◆ Do this
Return all of the entries word for word, but omit the pictures they contain.

Entries from a dataset
>>>>

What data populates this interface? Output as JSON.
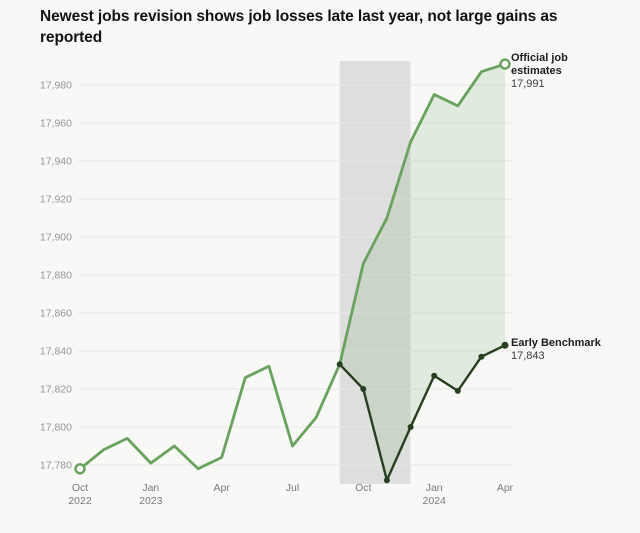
{
  "page": {
    "background": "#f8f8f7"
  },
  "header": {
    "title": "Newest jobs revision shows job losses late last year, not large gains as reported"
  },
  "chart_data": {
    "type": "line",
    "title": "Newest jobs revision shows job losses late last year, not large gains as reported",
    "xlabel": "",
    "ylabel": "",
    "ylim": [
      17780,
      17980
    ],
    "grid": true,
    "x": [
      "Oct 2022",
      "Nov 2022",
      "Dec 2022",
      "Jan 2023",
      "Feb 2023",
      "Mar 2023",
      "Apr 2023",
      "May 2023",
      "Jun 2023",
      "Jul 2023",
      "Aug 2023",
      "Sep 2023",
      "Oct 2023",
      "Nov 2023",
      "Dec 2023",
      "Jan 2024",
      "Feb 2024",
      "Mar 2024",
      "Apr 2024"
    ],
    "series": [
      {
        "name": "Official job estimates",
        "color": "#68a35d",
        "start_index": 0,
        "values": [
          17778,
          17788,
          17794,
          17781,
          17790,
          17778,
          17784,
          17826,
          17832,
          17790,
          17805,
          17833,
          17886,
          17910,
          17950,
          17975,
          17969,
          17987,
          17991
        ]
      },
      {
        "name": "Early Benchmark",
        "color": "#26401f",
        "start_index": 11,
        "values": [
          17833,
          17820,
          17772,
          17800,
          17827,
          17819,
          17837,
          17843
        ]
      }
    ],
    "y_ticks": [
      {
        "value": 17780,
        "label": "17,780"
      },
      {
        "value": 17800,
        "label": "17,800"
      },
      {
        "value": 17820,
        "label": "17,820"
      },
      {
        "value": 17840,
        "label": "17,840"
      },
      {
        "value": 17860,
        "label": "17,860"
      },
      {
        "value": 17880,
        "label": "17,880"
      },
      {
        "value": 17900,
        "label": "17,900"
      },
      {
        "value": 17920,
        "label": "17,920"
      },
      {
        "value": 17940,
        "label": "17,940"
      },
      {
        "value": 17960,
        "label": "17,960"
      },
      {
        "value": 17980,
        "label": "17,980"
      }
    ],
    "x_tick_labels": [
      {
        "index": 0,
        "lines": [
          "Oct",
          "2022"
        ]
      },
      {
        "index": 3,
        "lines": [
          "Jan",
          "2023"
        ]
      },
      {
        "index": 6,
        "lines": [
          "Apr"
        ]
      },
      {
        "index": 9,
        "lines": [
          "Jul"
        ]
      },
      {
        "index": 12,
        "lines": [
          "Oct"
        ]
      },
      {
        "index": 15,
        "lines": [
          "Jan",
          "2024"
        ]
      },
      {
        "index": 18,
        "lines": [
          "Apr"
        ]
      }
    ],
    "shaded_region": {
      "from_index": 11,
      "to_index": 14,
      "color": "#dedede"
    },
    "fill_between": {
      "color": "#68a35d",
      "opacity": 0.16
    },
    "gridline_color": "#e6e6e5",
    "y_axis_label_color": "#959595",
    "x_axis_label_color": "#7a7a7a",
    "annotations": {
      "official": {
        "label": "Official job estimates",
        "value": "17,991"
      },
      "benchmark": {
        "label": "Early Benchmark",
        "value": "17,843"
      }
    }
  }
}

<<<<

◆ Expected output
What data populates this interface? Output as JSON.
{
  "page": {
    "background": "#f8f8f7"
  },
  "header": {
    "title": "Newest jobs revision shows job losses late last year, not large gains as reported"
  },
  "chart_data": {
    "type": "line",
    "title": "Newest jobs revision shows job losses late last year, not large gains as reported",
    "xlabel": "",
    "ylabel": "",
    "ylim": [
      17780,
      17980
    ],
    "grid": true,
    "x": [
      "Oct 2022",
      "Nov 2022",
      "Dec 2022",
      "Jan 2023",
      "Feb 2023",
      "Mar 2023",
      "Apr 2023",
      "May 2023",
      "Jun 2023",
      "Jul 2023",
      "Aug 2023",
      "Sep 2023",
      "Oct 2023",
      "Nov 2023",
      "Dec 2023",
      "Jan 2024",
      "Feb 2024",
      "Mar 2024",
      "Apr 2024"
    ],
    "series": [
      {
        "name": "Official job estimates",
        "color": "#68a35d",
        "start_index": 0,
        "values": [
          17778,
          17788,
          17794,
          17781,
          17790,
          17778,
          17784,
          17826,
          17832,
          17790,
          17805,
          17833,
          17886,
          17910,
          17950,
          17975,
          17969,
          17987,
          17991
        ]
      },
      {
        "name": "Early Benchmark",
        "color": "#26401f",
        "start_index": 11,
        "values": [
          17833,
          17820,
          17772,
          17800,
          17827,
          17819,
          17837,
          17843
        ]
      }
    ],
    "y_ticks": [
      {
        "value": 17780,
        "label": "17,780"
      },
      {
        "value": 17800,
        "label": "17,800"
      },
      {
        "value": 17820,
        "label": "17,820"
      },
      {
        "value": 17840,
        "label": "17,840"
      },
      {
        "value": 17860,
        "label": "17,860"
      },
      {
        "value": 17880,
        "label": "17,880"
      },
      {
        "value": 17900,
        "label": "17,900"
      },
      {
        "value": 17920,
        "label": "17,920"
      },
      {
        "value": 17940,
        "label": "17,940"
      },
      {
        "value": 17960,
        "label": "17,960"
      },
      {
        "value": 17980,
        "label": "17,980"
      }
    ],
    "x_tick_labels": [
      {
        "index": 0,
        "lines": [
          "Oct",
          "2022"
        ]
      },
      {
        "index": 3,
        "lines": [
          "Jan",
          "2023"
        ]
      },
      {
        "index": 6,
        "lines": [
          "Apr"
        ]
      },
      {
        "index": 9,
        "lines": [
          "Jul"
        ]
      },
      {
        "index": 12,
        "lines": [
          "Oct"
        ]
      },
      {
        "index": 15,
        "lines": [
          "Jan",
          "2024"
        ]
      },
      {
        "index": 18,
        "lines": [
          "Apr"
        ]
      }
    ],
    "shaded_region": {
      "from_index": 11,
      "to_index": 14,
      "color": "#dedede"
    },
    "fill_between": {
      "color": "#68a35d",
      "opacity": 0.16
    },
    "gridline_color": "#e6e6e5",
    "y_axis_label_color": "#959595",
    "x_axis_label_color": "#7a7a7a",
    "annotations": {
      "official": {
        "label": "Official job estimates",
        "value": "17,991"
      },
      "benchmark": {
        "label": "Early Benchmark",
        "value": "17,843"
      }
    }
  }
}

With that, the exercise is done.